# REQUIRED WORK:
Please copy the lines word for word, starting with the first line and continuing through the line containing "bar: [644, 465, 692, 486]", with that line included.

::::::::

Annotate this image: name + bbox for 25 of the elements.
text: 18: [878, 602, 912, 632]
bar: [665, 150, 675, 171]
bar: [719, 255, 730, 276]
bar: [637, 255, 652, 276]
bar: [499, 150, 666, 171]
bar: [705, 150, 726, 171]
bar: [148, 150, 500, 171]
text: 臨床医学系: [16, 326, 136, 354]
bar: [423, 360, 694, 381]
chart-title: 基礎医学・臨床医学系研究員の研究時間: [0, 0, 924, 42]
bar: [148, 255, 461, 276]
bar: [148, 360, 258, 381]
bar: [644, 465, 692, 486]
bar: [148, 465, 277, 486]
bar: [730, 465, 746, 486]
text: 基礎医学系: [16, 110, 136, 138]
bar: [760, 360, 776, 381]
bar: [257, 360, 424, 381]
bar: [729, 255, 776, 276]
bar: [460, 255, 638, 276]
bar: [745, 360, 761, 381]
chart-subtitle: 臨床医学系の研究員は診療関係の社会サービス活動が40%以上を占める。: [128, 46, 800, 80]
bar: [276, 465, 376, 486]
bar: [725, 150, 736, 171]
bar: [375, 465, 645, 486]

::::::::

# ANSWER:
Annotate this image: name + bbox for 25 of the elements.
text: 18: [878, 602, 912, 632]
bar: [665, 150, 675, 171]
bar: [719, 255, 730, 276]
bar: [637, 255, 652, 276]
bar: [499, 150, 666, 171]
bar: [705, 150, 726, 171]
bar: [148, 150, 500, 171]
text: 臨床医学系: [16, 326, 136, 354]
bar: [423, 360, 694, 381]
chart-title: 基礎医学・臨床医学系研究員の研究時間: [0, 0, 924, 42]
bar: [148, 255, 461, 276]
bar: [148, 360, 258, 381]
bar: [644, 465, 692, 486]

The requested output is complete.